## Task prompt
Extract every record, keeping each one exactly as it is.

## Data shown
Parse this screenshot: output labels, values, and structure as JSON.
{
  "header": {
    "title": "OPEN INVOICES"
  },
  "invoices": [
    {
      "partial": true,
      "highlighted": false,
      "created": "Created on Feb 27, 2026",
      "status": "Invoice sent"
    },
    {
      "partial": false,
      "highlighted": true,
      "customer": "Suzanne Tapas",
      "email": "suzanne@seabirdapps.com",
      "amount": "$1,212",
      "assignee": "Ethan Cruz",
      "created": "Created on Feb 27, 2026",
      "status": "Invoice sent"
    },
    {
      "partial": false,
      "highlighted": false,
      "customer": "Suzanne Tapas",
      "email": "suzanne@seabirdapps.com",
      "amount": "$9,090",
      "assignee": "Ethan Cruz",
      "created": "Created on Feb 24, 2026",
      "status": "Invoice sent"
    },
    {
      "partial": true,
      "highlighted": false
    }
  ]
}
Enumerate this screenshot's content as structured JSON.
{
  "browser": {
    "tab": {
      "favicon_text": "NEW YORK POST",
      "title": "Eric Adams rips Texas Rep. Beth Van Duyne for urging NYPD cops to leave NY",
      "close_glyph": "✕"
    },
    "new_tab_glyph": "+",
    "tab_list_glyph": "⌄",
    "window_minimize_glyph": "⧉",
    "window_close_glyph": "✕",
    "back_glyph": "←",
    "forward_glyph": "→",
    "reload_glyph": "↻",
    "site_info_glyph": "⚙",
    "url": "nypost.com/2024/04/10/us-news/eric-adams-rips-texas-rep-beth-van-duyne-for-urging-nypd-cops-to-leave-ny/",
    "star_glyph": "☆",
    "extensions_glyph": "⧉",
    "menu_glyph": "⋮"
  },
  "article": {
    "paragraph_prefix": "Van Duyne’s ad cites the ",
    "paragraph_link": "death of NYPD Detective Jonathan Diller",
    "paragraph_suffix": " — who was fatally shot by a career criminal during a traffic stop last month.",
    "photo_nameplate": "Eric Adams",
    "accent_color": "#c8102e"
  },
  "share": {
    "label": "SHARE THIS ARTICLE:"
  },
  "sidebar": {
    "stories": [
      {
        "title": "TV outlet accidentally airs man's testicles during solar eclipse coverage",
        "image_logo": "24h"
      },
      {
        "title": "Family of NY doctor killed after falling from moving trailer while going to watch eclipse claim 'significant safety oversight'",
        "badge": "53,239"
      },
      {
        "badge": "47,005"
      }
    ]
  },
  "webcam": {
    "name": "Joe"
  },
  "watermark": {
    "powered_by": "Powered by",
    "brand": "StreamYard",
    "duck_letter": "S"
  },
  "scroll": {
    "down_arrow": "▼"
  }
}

## Task solution
Parse this screenshot: output labels, values, and structure as JSON.
{
  "header": {
    "title": "OPEN INVOICES"
  },
  "invoices": [
    {
      "partial": true,
      "highlighted": false,
      "created": "Created on Feb 27, 2026",
      "status": "Invoice sent"
    },
    {
      "partial": false,
      "highlighted": true,
      "customer": "Suzanne Tapas",
      "email": "suzanne@seabirdapps.com",
      "amount": "$1,212",
      "assignee": "Ethan Cruz",
      "created": "Created on Feb 27, 2026",
      "status": "Invoice sent"
    },
    {
      "partial": false,
      "highlighted": false,
      "customer": "Suzanne Tapas",
      "email": "suzanne@seabirdapps.com",
      "amount": "$9,090",
      "assignee": "Ethan Cruz",
      "created": "Created on Feb 24, 2026",
      "status": "Invoice sent"
    },
    {
      "partial": true,
      "highlighted": false
    }
  ]
}
Enumerate this screenshot's content as structured JSON.
{
  "browser": {
    "tab": {
      "favicon_text": "NEW YORK POST",
      "title": "Eric Adams rips Texas Rep. Beth Van Duyne for urging NYPD cops to leave NY",
      "close_glyph": "✕"
    },
    "new_tab_glyph": "+",
    "tab_list_glyph": "⌄",
    "window_minimize_glyph": "⧉",
    "window_close_glyph": "✕",
    "back_glyph": "←",
    "forward_glyph": "→",
    "reload_glyph": "↻",
    "site_info_glyph": "⚙",
    "url": "nypost.com/2024/04/10/us-news/eric-adams-rips-texas-rep-beth-van-duyne-for-urging-nypd-cops-to-leave-ny/",
    "star_glyph": "☆",
    "extensions_glyph": "⧉",
    "menu_glyph": "⋮"
  },
  "article": {
    "paragraph_prefix": "Van Duyne’s ad cites the ",
    "paragraph_link": "death of NYPD Detective Jonathan Diller",
    "paragraph_suffix": " — who was fatally shot by a career criminal during a traffic stop last month.",
    "photo_nameplate": "Eric Adams",
    "accent_color": "#c8102e"
  },
  "share": {
    "label": "SHARE THIS ARTICLE:"
  },
  "sidebar": {
    "stories": [
      {
        "title": "TV outlet accidentally airs man's testicles during solar eclipse coverage",
        "image_logo": "24h"
      },
      {
        "title": "Family of NY doctor killed after falling from moving trailer while going to watch eclipse claim 'significant safety oversight'",
        "badge": "53,239"
      },
      {
        "badge": "47,005"
      }
    ]
  },
  "webcam": {
    "name": "Joe"
  },
  "watermark": {
    "powered_by": "Powered by",
    "brand": "StreamYard",
    "duck_letter": "S"
  },
  "scroll": {
    "down_arrow": "▼"
  }
}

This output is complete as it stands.